--- START DATA EXCERPTS ---
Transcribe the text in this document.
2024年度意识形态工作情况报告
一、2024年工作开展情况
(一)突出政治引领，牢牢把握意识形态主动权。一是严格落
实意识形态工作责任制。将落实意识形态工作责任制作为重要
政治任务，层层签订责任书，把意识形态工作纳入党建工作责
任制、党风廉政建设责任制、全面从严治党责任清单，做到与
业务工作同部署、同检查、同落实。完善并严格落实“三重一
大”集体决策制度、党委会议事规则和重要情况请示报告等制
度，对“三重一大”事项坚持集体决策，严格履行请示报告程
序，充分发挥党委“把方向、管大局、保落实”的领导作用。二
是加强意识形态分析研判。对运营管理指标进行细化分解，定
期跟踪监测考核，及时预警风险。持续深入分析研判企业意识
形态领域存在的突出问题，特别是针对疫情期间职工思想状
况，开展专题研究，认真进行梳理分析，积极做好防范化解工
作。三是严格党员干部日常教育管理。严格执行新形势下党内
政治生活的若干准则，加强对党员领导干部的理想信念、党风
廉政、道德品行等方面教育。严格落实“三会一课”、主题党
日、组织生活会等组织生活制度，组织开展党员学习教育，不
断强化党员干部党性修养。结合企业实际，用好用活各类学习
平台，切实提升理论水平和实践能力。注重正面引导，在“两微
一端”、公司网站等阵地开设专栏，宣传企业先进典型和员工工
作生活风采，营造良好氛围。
--- END DATA EXCERPTS ---
■ WHAT TO DO
Give all of the entries again, word for word.

■ RESPONSE BELOW
Transcribe the text in this document.
2024年度意识形态工作情况报告
一、2024年工作开展情况
(一)突出政治引领，牢牢把握意识形态主动权。一是严格落
实意识形态工作责任制。将落实意识形态工作责任制作为重要
政治任务，层层签订责任书，把意识形态工作纳入党建工作责
任制、党风廉政建设责任制、全面从严治党责任清单，做到与
业务工作同部署、同检查、同落实。完善并严格落实“三重一
大”集体决策制度、党委会议事规则和重要情况请示报告等制
度，对“三重一大”事项坚持集体决策，严格履行请示报告程
序，充分发挥党委“把方向、管大局、保落实”的领导作用。二
是加强意识形态分析研判。对运营管理指标进行细化分解，定
期跟踪监测考核，及时预警风险。持续深入分析研判企业意识
形态领域存在的突出问题，特别是针对疫情期间职工思想状
况，开展专题研究，认真进行梳理分析，积极做好防范化解工
作。三是严格党员干部日常教育管理。严格执行新形势下党内
政治生活的若干准则，加强对党员领导干部的理想信念、党风
廉政、道德品行等方面教育。严格落实“三会一课”、主题党
日、组织生活会等组织生活制度，组织开展党员学习教育，不
断强化党员干部党性修养。结合企业实际，用好用活各类学习
平台，切实提升理论水平和实践能力。注重正面引导，在“两微
一端”、公司网站等阵地开设专栏，宣传企业先进典型和员工工
作生活风采，营造良好氛围。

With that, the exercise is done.